__WRITTEN PROBLEM__: Output every entry exactly as written.

__ROWS__:

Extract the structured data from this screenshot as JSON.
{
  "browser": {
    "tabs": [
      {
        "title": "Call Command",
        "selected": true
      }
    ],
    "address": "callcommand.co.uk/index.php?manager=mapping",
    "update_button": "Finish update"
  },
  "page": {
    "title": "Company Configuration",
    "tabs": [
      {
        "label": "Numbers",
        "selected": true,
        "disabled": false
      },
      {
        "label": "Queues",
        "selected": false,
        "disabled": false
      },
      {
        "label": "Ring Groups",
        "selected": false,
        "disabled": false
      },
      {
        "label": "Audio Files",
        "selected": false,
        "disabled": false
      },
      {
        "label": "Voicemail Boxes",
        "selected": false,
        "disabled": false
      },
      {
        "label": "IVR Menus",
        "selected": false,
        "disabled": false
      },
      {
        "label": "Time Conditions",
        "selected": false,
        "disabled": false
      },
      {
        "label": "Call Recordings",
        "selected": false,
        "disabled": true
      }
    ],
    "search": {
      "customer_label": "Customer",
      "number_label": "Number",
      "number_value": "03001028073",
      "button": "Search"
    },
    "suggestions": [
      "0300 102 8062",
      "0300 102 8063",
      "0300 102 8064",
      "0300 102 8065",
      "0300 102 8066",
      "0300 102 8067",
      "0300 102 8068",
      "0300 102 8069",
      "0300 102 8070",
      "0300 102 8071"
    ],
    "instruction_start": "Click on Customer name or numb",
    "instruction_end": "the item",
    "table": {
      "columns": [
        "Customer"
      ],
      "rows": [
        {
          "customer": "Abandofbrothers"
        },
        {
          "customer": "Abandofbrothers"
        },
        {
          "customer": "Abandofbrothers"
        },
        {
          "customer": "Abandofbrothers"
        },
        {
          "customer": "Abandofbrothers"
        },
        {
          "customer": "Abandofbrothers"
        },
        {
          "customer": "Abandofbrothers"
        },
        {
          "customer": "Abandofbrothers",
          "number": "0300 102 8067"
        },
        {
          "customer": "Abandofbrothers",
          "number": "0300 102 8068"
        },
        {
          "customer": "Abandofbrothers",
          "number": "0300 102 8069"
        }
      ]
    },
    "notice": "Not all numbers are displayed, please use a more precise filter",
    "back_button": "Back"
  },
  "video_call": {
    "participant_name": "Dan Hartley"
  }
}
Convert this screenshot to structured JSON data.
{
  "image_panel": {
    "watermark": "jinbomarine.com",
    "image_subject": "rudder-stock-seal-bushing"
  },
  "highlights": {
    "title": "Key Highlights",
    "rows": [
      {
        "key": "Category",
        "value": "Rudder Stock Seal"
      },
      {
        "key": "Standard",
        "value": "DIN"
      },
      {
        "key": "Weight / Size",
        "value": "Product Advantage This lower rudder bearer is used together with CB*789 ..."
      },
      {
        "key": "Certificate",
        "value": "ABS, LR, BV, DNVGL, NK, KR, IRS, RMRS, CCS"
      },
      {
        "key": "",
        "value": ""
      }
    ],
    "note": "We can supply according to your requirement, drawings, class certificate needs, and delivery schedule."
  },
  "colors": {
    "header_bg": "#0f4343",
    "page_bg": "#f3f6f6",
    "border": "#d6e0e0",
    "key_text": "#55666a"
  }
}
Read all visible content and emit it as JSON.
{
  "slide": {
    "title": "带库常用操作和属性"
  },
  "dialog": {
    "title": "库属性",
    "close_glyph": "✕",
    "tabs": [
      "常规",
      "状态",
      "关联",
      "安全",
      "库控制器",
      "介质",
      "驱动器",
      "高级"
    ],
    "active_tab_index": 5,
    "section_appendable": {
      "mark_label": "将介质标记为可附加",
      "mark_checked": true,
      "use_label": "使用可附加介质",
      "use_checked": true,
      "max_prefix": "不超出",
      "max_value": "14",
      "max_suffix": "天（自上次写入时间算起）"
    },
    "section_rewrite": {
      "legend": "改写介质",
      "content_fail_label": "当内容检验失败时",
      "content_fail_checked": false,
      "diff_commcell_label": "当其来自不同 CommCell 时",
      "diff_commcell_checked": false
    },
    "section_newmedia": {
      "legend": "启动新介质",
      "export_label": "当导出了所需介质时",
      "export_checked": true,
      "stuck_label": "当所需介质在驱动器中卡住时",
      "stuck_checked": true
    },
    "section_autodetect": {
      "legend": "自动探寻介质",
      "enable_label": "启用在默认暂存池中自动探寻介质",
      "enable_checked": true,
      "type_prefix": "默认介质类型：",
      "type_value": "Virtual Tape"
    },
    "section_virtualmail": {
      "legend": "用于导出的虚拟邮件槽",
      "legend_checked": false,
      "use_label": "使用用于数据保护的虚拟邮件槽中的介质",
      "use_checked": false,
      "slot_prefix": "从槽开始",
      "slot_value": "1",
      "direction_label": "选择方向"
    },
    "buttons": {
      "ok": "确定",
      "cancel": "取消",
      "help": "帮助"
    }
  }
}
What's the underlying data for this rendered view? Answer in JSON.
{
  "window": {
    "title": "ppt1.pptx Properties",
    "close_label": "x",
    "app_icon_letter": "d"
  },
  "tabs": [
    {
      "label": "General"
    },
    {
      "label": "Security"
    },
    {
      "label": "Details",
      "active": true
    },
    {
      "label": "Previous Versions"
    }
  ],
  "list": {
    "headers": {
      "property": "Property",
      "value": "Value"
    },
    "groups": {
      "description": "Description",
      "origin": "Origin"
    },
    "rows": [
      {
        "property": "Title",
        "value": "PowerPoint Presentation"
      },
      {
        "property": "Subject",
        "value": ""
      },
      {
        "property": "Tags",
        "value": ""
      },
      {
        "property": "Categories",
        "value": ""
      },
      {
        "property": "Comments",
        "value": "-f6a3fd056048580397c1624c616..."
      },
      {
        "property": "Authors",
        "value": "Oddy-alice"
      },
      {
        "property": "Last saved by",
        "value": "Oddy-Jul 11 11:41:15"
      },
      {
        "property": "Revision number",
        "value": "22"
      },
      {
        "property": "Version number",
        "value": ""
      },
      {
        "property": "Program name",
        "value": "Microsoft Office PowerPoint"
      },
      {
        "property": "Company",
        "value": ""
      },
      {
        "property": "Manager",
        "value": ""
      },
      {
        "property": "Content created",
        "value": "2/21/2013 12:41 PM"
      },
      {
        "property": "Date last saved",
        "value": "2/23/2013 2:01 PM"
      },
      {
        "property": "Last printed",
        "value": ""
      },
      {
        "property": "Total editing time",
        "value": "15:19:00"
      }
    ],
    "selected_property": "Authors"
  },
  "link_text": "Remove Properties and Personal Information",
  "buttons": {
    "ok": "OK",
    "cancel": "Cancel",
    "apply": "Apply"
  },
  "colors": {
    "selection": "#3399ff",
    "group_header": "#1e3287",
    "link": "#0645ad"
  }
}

__CORRECT RESPONSE__:
Extract the structured data from this screenshot as JSON.
{
  "browser": {
    "tabs": [
      {
        "title": "Call Command",
        "selected": true
      }
    ],
    "address": "callcommand.co.uk/index.php?manager=mapping",
    "update_button": "Finish update"
  },
  "page": {
    "title": "Company Configuration",
    "tabs": [
      {
        "label": "Numbers",
        "selected": true,
        "disabled": false
      },
      {
        "label": "Queues",
        "selected": false,
        "disabled": false
      },
      {
        "label": "Ring Groups",
        "selected": false,
        "disabled": false
      },
      {
        "label": "Audio Files",
        "selected": false,
        "disabled": false
      },
      {
        "label": "Voicemail Boxes",
        "selected": false,
        "disabled": false
      },
      {
        "label": "IVR Menus",
        "selected": false,
        "disabled": false
      },
      {
        "label": "Time Conditions",
        "selected": false,
        "disabled": false
      },
      {
        "label": "Call Recordings",
        "selected": false,
        "disabled": true
      }
    ],
    "search": {
      "customer_label": "Customer",
      "number_label": "Number",
      "number_value": "03001028073",
      "button": "Search"
    },
    "suggestions": [
      "0300 102 8062",
      "0300 102 8063",
      "0300 102 8064",
      "0300 102 8065",
      "0300 102 8066",
      "0300 102 8067",
      "0300 102 8068",
      "0300 102 8069",
      "0300 102 8070",
      "0300 102 8071"
    ],
    "instruction_start": "Click on Customer name or numb",
    "instruction_end": "the item",
    "table": {
      "columns": [
        "Customer"
      ],
      "rows": [
        {
          "customer": "Abandofbrothers"
        },
        {
          "customer": "Abandofbrothers"
        },
        {
          "customer": "Abandofbrothers"
        },
        {
          "customer": "Abandofbrothers"
        },
        {
          "customer": "Abandofbrothers"
        },
        {
          "customer": "Abandofbrothers"
        },
        {
          "customer": "Abandofbrothers"
        },
        {
          "customer": "Abandofbrothers",
          "number": "0300 102 8067"
        },
        {
          "customer": "Abandofbrothers",
          "number": "0300 102 8068"
        },
        {
          "customer": "Abandofbrothers",
          "number": "0300 102 8069"
        }
      ]
    },
    "notice": "Not all numbers are displayed, please use a more precise filter",
    "back_button": "Back"
  },
  "video_call": {
    "participant_name": "Dan Hartley"
  }
}
Convert this screenshot to structured JSON data.
{
  "image_panel": {
    "watermark": "jinbomarine.com",
    "image_subject": "rudder-stock-seal-bushing"
  },
  "highlights": {
    "title": "Key Highlights",
    "rows": [
      {
        "key": "Category",
        "value": "Rudder Stock Seal"
      },
      {
        "key": "Standard",
        "value": "DIN"
      },
      {
        "key": "Weight / Size",
        "value": "Product Advantage This lower rudder bearer is used together with CB*789 ..."
      },
      {
        "key": "Certificate",
        "value": "ABS, LR, BV, DNVGL, NK, KR, IRS, RMRS, CCS"
      },
      {
        "key": "",
        "value": ""
      }
    ],
    "note": "We can supply according to your requirement, drawings, class certificate needs, and delivery schedule."
  },
  "colors": {
    "header_bg": "#0f4343",
    "page_bg": "#f3f6f6",
    "border": "#d6e0e0",
    "key_text": "#55666a"
  }
}
Read all visible content and emit it as JSON.
{
  "slide": {
    "title": "带库常用操作和属性"
  },
  "dialog": {
    "title": "库属性",
    "close_glyph": "✕",
    "tabs": [
      "常规",
      "状态",
      "关联",
      "安全",
      "库控制器",
      "介质",
      "驱动器",
      "高级"
    ],
    "active_tab_index": 5,
    "section_appendable": {
      "mark_label": "将介质标记为可附加",
      "mark_checked": true,
      "use_label": "使用可附加介质",
      "use_checked": true,
      "max_prefix": "不超出",
      "max_value": "14",
      "max_suffix": "天（自上次写入时间算起）"
    },
    "section_rewrite": {
      "legend": "改写介质",
      "content_fail_label": "当内容检验失败时",
      "content_fail_checked": false,
      "diff_commcell_label": "当其来自不同 CommCell 时",
      "diff_commcell_checked": false
    },
    "section_newmedia": {
      "legend": "启动新介质",
      "export_label": "当导出了所需介质时",
      "export_checked": true,
      "stuck_label": "当所需介质在驱动器中卡住时",
      "stuck_checked": true
    },
    "section_autodetect": {
      "legend": "自动探寻介质",
      "enable_label": "启用在默认暂存池中自动探寻介质",
      "enable_checked": true,
      "type_prefix": "默认介质类型：",
      "type_value": "Virtual Tape"
    },
    "section_virtualmail": {
      "legend": "用于导出的虚拟邮件槽",
      "legend_checked": false,
      "use_label": "使用用于数据保护的虚拟邮件槽中的介质",
      "use_checked": false,
      "slot_prefix": "从槽开始",
      "slot_value": "1",
      "direction_label": "选择方向"
    },
    "buttons": {
      "ok": "确定",
      "cancel": "取消",
      "help": "帮助"
    }
  }
}
What's the underlying data for this rendered view? Answer in JSON.
{
  "window": {
    "title": "ppt1.pptx Properties",
    "close_label": "x",
    "app_icon_letter": "d"
  },
  "tabs": [
    {
      "label": "General"
    },
    {
      "label": "Security"
    },
    {
      "label": "Details",
      "active": true
    },
    {
      "label": "Previous Versions"
    }
  ],
  "list": {
    "headers": {
      "property": "Property",
      "value": "Value"
    },
    "groups": {
      "description": "Description",
      "origin": "Origin"
    },
    "rows": [
      {
        "property": "Title",
        "value": "PowerPoint Presentation"
      },
      {
        "property": "Subject",
        "value": ""
      },
      {
        "property": "Tags",
        "value": ""
      },
      {
        "property": "Categories",
        "value": ""
      },
      {
        "property": "Comments",
        "value": "-f6a3fd056048580397c1624c616..."
      },
      {
        "property": "Authors",
        "value": "Oddy-alice"
      },
      {
        "property": "Last saved by",
        "value": "Oddy-Jul 11 11:41:15"
      },
      {
        "property": "Revision number",
        "value": "22"
      },
      {
        "property": "Version number",
        "value": ""
      },
      {
        "property": "Program name",
        "value": "Microsoft Office PowerPoint"
      },
      {
        "property": "Company",
        "value": ""
      },
      {
        "property": "Manager",
        "value": ""
      },
      {
        "property": "Content created",
        "value": "2/21/2013 12:41 PM"
      },
      {
        "property": "Date last saved",
        "value": "2/23/2013 2:01 PM"
      },
      {
        "property": "Last printed",
        "value": ""
      },
      {
        "property": "Total editing time",
        "value": "15:19:00"
      }
    ],
    "selected_property": "Authors"
  },
  "link_text": "Remove Properties and Personal Information",
  "buttons": {
    "ok": "OK",
    "cancel": "Cancel",
    "apply": "Apply"
  },
  "colors": {
    "selection": "#3399ff",
    "group_header": "#1e3287",
    "link": "#0645ad"
  }
}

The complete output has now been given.